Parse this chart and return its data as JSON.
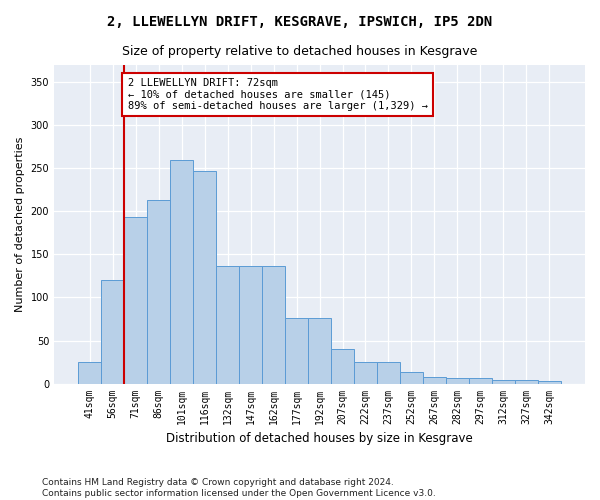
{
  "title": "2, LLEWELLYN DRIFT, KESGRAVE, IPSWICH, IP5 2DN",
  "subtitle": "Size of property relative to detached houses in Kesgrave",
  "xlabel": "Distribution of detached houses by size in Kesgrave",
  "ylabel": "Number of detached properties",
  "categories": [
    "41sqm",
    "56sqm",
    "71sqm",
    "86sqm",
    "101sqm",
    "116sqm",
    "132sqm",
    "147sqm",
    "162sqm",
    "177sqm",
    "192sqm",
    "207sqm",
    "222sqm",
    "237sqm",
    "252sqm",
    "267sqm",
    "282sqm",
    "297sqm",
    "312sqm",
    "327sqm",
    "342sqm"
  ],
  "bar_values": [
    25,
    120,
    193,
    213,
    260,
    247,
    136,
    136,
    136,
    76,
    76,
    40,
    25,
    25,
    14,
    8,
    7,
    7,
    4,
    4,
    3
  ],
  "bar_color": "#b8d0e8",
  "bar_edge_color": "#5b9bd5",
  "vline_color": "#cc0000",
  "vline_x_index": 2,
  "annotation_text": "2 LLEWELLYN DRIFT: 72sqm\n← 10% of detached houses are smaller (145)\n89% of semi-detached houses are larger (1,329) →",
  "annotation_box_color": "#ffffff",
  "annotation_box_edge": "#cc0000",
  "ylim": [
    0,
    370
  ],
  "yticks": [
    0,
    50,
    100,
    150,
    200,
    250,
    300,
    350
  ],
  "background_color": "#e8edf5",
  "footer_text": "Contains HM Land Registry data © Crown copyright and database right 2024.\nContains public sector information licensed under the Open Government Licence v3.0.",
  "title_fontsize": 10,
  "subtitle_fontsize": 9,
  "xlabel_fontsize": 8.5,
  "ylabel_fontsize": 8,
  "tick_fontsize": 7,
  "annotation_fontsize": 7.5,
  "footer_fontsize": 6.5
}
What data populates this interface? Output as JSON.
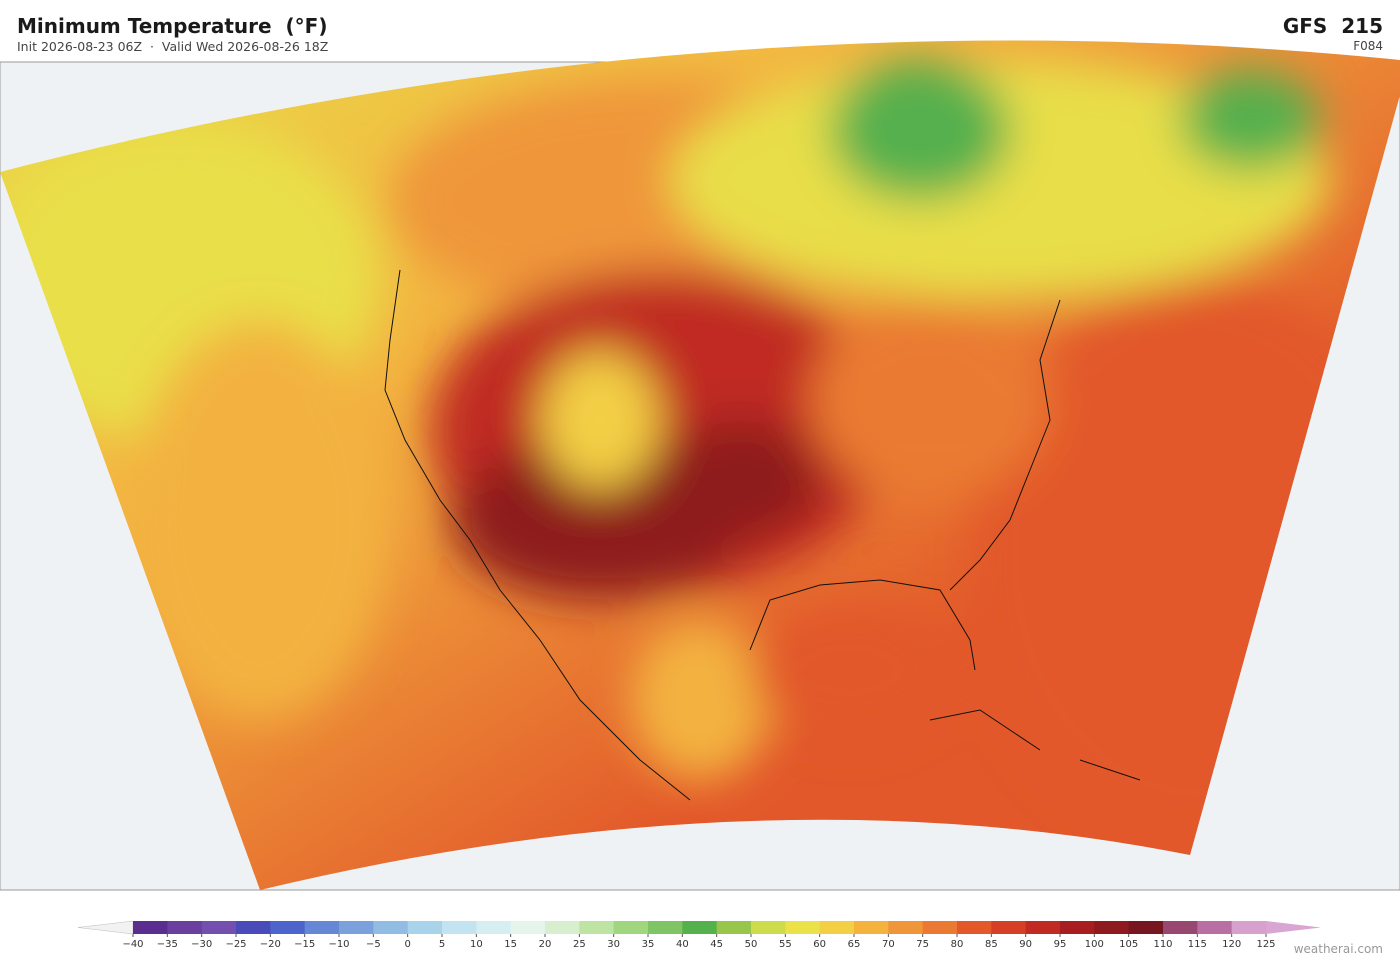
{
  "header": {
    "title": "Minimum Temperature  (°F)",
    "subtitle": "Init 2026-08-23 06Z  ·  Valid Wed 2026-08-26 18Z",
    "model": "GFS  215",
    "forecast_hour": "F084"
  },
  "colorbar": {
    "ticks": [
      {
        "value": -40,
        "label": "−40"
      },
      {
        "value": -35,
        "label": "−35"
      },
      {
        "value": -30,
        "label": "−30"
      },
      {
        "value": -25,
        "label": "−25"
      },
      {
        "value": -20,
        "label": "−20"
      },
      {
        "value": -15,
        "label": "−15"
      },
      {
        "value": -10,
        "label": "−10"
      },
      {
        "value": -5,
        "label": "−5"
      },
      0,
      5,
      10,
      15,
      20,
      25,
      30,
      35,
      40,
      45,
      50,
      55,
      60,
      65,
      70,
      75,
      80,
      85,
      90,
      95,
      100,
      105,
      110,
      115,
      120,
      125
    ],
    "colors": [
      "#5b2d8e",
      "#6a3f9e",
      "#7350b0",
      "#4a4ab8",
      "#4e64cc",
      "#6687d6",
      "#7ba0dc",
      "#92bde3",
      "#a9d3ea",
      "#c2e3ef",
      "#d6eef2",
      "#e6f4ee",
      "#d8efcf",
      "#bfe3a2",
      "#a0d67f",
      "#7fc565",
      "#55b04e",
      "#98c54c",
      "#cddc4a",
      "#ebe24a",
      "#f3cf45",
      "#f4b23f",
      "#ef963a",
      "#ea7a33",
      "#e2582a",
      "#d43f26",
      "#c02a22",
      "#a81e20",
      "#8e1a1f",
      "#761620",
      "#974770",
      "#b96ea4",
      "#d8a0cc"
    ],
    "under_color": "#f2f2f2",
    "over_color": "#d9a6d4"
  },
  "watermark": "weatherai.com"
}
■ ■ ■
WORK TO COMPLETE: Print each entry shown above with exact wording and no pictures.

WRITTEN REPLY:
Parse this chart and return its data as JSON.
{
  "title": "2, LLEWELLYN DRIFT, KESGRAVE, IPSWICH, IP5 2DN",
  "subtitle": "Size of property relative to detached houses in Kesgrave",
  "xlabel": "Distribution of detached houses by size in Kesgrave",
  "ylabel": "Number of detached properties",
  "categories": [
    "41sqm",
    "56sqm",
    "71sqm",
    "86sqm",
    "101sqm",
    "116sqm",
    "132sqm",
    "147sqm",
    "162sqm",
    "177sqm",
    "192sqm",
    "207sqm",
    "222sqm",
    "237sqm",
    "252sqm",
    "267sqm",
    "282sqm",
    "297sqm",
    "312sqm",
    "327sqm",
    "342sqm"
  ],
  "bar_values": [
    25,
    120,
    193,
    213,
    260,
    247,
    136,
    136,
    136,
    76,
    76,
    40,
    25,
    25,
    14,
    8,
    7,
    7,
    4,
    4,
    3
  ],
  "bar_color": "#b8d0e8",
  "bar_edge_color": "#5b9bd5",
  "vline_color": "#cc0000",
  "vline_x_index": 2,
  "annotation_text": "2 LLEWELLYN DRIFT: 72sqm\n← 10% of detached houses are smaller (145)\n89% of semi-detached houses are larger (1,329) →",
  "annotation_box_color": "#ffffff",
  "annotation_box_edge": "#cc0000",
  "ylim": [
    0,
    370
  ],
  "yticks": [
    0,
    50,
    100,
    150,
    200,
    250,
    300,
    350
  ],
  "background_color": "#e8edf5",
  "footer_text": "Contains HM Land Registry data © Crown copyright and database right 2024.\nContains public sector information licensed under the Open Government Licence v3.0.",
  "title_fontsize": 10,
  "subtitle_fontsize": 9,
  "xlabel_fontsize": 8.5,
  "ylabel_fontsize": 8,
  "tick_fontsize": 7,
  "annotation_fontsize": 7.5,
  "footer_fontsize": 6.5
}
What data populates this interface? Output as JSON.
{
  "header": {
    "title": "Minimum Temperature  (°F)",
    "subtitle": "Init 2026-08-23 06Z  ·  Valid Wed 2026-08-26 18Z",
    "model": "GFS  215",
    "forecast_hour": "F084"
  },
  "colorbar": {
    "ticks": [
      {
        "value": -40,
        "label": "−40"
      },
      {
        "value": -35,
        "label": "−35"
      },
      {
        "value": -30,
        "label": "−30"
      },
      {
        "value": -25,
        "label": "−25"
      },
      {
        "value": -20,
        "label": "−20"
      },
      {
        "value": -15,
        "label": "−15"
      },
      {
        "value": -10,
        "label": "−10"
      },
      {
        "value": -5,
        "label": "−5"
      },
      0,
      5,
      10,
      15,
      20,
      25,
      30,
      35,
      40,
      45,
      50,
      55,
      60,
      65,
      70,
      75,
      80,
      85,
      90,
      95,
      100,
      105,
      110,
      115,
      120,
      125
    ],
    "colors": [
      "#5b2d8e",
      "#6a3f9e",
      "#7350b0",
      "#4a4ab8",
      "#4e64cc",
      "#6687d6",
      "#7ba0dc",
      "#92bde3",
      "#a9d3ea",
      "#c2e3ef",
      "#d6eef2",
      "#e6f4ee",
      "#d8efcf",
      "#bfe3a2",
      "#a0d67f",
      "#7fc565",
      "#55b04e",
      "#98c54c",
      "#cddc4a",
      "#ebe24a",
      "#f3cf45",
      "#f4b23f",
      "#ef963a",
      "#ea7a33",
      "#e2582a",
      "#d43f26",
      "#c02a22",
      "#a81e20",
      "#8e1a1f",
      "#761620",
      "#974770",
      "#b96ea4",
      "#d8a0cc"
    ],
    "under_color": "#f2f2f2",
    "over_color": "#d9a6d4"
  },
  "watermark": "weatherai.com"
}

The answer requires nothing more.